DIRECTION → Please repeat the records below from the line with "Patent image size: (944, 1117)." up to and including the line with "The communication link 36 is at (638, 208).", keeping every line unchanged.
------ RECORDS SUPPLIED
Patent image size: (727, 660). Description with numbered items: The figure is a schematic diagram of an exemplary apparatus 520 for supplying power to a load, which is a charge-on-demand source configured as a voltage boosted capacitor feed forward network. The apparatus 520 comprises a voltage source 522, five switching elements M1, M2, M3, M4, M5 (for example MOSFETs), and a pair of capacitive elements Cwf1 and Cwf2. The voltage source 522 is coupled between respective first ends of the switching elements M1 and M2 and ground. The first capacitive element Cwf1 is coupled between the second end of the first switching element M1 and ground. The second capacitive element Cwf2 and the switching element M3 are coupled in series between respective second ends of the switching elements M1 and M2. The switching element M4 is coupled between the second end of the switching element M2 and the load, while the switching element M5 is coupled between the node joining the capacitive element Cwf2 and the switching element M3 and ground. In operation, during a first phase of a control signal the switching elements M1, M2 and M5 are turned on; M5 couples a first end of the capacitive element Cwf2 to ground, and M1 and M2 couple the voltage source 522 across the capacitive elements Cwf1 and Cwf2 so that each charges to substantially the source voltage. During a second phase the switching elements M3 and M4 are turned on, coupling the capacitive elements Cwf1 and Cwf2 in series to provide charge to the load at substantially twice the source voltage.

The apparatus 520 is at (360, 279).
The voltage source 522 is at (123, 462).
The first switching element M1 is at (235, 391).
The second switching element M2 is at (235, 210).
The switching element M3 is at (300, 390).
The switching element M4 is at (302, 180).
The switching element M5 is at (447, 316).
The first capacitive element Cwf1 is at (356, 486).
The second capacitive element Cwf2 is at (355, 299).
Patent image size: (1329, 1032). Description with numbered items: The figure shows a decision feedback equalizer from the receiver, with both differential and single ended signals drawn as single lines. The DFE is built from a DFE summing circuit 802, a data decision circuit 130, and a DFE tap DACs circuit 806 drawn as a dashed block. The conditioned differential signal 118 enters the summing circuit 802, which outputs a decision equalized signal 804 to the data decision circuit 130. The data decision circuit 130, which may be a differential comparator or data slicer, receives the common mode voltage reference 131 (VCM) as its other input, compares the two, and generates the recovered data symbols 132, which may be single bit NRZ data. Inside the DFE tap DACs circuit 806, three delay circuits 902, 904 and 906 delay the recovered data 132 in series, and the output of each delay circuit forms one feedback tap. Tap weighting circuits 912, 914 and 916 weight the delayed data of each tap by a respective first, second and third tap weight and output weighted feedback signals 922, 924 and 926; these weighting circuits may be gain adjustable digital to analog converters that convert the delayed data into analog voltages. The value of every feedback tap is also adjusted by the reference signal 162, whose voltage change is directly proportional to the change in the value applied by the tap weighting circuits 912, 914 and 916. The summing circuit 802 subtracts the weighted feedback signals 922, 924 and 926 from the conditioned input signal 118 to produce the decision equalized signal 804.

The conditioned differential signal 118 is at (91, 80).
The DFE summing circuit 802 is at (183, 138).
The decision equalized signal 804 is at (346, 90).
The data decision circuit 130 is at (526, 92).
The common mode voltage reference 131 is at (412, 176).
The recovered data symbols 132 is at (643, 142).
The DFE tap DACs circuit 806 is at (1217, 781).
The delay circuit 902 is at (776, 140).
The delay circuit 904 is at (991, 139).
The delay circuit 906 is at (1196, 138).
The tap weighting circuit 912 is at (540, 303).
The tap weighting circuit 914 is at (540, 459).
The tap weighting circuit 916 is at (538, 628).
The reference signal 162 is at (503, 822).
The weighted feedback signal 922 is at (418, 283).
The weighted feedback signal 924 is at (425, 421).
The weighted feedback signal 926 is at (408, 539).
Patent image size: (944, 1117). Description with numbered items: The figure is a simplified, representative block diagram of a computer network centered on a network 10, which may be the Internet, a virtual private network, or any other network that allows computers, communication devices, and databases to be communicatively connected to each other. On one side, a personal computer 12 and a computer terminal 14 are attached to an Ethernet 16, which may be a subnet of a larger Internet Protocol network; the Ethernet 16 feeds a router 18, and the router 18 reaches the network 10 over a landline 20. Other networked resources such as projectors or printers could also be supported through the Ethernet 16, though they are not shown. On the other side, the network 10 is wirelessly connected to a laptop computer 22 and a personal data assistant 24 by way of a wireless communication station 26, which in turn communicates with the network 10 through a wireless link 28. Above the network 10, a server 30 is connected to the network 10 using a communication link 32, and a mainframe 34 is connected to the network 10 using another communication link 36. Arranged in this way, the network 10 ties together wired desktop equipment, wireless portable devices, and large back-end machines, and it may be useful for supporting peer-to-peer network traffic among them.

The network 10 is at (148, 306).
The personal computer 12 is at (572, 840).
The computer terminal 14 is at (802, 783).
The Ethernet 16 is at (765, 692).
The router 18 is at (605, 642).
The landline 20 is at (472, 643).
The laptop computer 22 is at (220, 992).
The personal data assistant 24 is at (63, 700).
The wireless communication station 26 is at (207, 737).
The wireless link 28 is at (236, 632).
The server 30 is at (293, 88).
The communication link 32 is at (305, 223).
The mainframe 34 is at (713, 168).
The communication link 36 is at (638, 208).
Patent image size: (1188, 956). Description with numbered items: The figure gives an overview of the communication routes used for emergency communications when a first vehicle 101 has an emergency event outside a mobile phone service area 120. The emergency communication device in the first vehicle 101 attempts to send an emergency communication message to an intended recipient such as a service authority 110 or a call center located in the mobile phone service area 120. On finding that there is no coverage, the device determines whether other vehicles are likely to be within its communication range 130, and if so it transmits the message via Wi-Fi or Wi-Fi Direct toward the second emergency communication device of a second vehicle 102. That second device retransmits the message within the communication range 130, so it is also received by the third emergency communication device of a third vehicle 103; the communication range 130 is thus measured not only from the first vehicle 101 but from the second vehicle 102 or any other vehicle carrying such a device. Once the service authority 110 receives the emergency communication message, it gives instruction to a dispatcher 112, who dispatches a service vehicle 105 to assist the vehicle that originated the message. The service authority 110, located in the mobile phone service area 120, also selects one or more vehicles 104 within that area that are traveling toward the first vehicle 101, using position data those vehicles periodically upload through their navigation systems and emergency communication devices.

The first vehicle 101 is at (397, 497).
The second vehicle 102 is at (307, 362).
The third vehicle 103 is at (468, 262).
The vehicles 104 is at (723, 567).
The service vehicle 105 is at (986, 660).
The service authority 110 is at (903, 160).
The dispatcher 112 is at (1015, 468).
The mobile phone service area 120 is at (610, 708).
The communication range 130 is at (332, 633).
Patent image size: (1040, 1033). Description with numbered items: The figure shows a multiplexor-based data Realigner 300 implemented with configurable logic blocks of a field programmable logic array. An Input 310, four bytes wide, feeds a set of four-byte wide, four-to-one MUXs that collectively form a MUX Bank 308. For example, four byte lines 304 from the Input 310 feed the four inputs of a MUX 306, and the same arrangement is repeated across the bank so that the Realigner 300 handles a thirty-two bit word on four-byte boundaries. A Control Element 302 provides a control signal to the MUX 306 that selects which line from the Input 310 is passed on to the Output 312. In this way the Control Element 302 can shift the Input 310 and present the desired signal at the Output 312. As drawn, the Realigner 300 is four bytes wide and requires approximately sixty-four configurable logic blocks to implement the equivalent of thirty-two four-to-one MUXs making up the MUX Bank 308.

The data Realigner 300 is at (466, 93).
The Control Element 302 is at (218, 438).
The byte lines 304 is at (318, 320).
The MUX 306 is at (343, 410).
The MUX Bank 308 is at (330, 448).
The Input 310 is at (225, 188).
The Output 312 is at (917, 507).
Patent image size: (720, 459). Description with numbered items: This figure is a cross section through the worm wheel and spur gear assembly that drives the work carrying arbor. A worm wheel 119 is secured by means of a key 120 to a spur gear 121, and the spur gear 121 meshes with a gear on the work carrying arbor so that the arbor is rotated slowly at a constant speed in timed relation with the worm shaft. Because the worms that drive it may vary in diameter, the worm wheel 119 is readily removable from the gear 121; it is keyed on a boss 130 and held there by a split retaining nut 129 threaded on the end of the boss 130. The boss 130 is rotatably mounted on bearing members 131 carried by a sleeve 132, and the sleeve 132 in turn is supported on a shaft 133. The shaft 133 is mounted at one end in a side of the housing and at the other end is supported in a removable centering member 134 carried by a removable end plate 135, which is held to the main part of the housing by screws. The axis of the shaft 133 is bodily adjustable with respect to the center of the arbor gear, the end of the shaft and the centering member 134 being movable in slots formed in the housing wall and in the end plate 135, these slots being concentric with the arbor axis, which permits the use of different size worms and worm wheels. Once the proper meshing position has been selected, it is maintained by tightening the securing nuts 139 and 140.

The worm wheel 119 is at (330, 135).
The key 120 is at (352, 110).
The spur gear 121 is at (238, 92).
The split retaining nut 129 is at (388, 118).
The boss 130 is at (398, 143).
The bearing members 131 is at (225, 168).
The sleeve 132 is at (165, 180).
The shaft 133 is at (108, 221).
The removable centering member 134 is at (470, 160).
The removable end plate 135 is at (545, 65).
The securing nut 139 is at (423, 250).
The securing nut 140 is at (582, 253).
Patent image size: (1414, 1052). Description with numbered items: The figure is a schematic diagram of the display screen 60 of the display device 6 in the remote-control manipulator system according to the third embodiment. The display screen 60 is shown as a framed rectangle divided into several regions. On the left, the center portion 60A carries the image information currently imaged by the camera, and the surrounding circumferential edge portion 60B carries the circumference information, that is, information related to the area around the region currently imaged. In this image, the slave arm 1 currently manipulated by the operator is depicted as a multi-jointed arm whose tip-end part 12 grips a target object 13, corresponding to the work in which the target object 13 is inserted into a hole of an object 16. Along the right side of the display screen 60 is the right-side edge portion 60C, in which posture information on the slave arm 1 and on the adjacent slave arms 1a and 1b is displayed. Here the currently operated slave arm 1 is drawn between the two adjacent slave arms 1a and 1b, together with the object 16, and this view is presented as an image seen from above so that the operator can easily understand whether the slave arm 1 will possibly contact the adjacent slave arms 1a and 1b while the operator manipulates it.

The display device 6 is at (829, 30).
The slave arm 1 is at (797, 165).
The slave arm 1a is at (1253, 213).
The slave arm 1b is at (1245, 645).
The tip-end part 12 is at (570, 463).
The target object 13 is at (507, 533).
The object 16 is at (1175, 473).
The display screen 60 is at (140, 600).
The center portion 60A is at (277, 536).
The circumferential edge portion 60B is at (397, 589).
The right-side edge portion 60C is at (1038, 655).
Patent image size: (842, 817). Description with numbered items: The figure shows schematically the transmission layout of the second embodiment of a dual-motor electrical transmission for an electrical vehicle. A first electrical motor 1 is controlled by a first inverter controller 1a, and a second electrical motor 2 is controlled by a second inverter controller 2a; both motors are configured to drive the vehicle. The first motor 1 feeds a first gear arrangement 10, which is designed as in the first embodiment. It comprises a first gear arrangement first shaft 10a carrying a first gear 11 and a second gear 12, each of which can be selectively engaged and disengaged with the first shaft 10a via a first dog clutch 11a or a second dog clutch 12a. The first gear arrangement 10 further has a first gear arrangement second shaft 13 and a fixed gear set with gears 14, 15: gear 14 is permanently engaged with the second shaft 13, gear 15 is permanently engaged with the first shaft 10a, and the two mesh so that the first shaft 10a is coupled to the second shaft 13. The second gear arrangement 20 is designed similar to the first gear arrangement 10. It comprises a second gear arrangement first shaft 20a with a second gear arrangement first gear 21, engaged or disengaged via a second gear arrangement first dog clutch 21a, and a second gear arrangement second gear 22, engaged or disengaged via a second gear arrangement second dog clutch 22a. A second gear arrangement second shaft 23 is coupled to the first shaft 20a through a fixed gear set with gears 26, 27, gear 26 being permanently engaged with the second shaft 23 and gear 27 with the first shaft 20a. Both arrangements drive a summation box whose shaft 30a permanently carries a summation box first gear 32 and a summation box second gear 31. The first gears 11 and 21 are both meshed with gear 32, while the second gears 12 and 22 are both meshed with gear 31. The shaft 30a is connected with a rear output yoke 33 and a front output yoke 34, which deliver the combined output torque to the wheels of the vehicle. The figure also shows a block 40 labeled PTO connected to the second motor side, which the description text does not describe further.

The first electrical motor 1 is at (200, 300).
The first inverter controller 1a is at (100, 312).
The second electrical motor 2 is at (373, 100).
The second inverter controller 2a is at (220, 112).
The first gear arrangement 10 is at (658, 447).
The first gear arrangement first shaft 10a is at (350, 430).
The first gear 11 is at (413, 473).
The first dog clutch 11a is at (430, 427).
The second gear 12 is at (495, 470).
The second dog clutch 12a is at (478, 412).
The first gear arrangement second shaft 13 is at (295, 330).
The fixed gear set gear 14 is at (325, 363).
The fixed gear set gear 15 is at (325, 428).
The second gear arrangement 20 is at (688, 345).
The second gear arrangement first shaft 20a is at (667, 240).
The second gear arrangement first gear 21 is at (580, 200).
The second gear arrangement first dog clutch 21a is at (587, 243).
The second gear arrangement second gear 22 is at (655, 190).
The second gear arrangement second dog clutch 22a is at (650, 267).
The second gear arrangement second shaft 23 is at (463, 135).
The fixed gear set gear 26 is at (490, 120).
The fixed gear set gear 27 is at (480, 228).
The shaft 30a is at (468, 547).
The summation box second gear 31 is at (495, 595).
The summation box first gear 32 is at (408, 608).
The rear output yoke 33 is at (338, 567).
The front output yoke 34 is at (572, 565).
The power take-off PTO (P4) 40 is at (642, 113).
------------
ANSWER TO THE PROBLEM →
Patent image size: (944, 1117). Description with numbered items: The figure is a simplified, representative block diagram of a computer network centered on a network 10, which may be the Internet, a virtual private network, or any other network that allows computers, communication devices, and databases to be communicatively connected to each other. On one side, a personal computer 12 and a computer terminal 14 are attached to an Ethernet 16, which may be a subnet of a larger Internet Protocol network; the Ethernet 16 feeds a router 18, and the router 18 reaches the network 10 over a landline 20. Other networked resources such as projectors or printers could also be supported through the Ethernet 16, though they are not shown. On the other side, the network 10 is wirelessly connected to a laptop computer 22 and a personal data assistant 24 by way of a wireless communication station 26, which in turn communicates with the network 10 through a wireless link 28. Above the network 10, a server 30 is connected to the network 10 using a communication link 32, and a mainframe 34 is connected to the network 10 using another communication link 36. Arranged in this way, the network 10 ties together wired desktop equipment, wireless portable devices, and large back-end machines, and it may be useful for supporting peer-to-peer network traffic among them.

The network 10 is at (148, 306).
The personal computer 12 is at (572, 840).
The computer terminal 14 is at (802, 783).
The Ethernet 16 is at (765, 692).
The router 18 is at (605, 642).
The landline 20 is at (472, 643).
The laptop computer 22 is at (220, 992).
The personal data assistant 24 is at (63, 700).
The wireless communication station 26 is at (207, 737).
The wireless link 28 is at (236, 632).
The server 30 is at (293, 88).
The communication link 32 is at (305, 223).
The mainframe 34 is at (713, 168).
The communication link 36 is at (638, 208).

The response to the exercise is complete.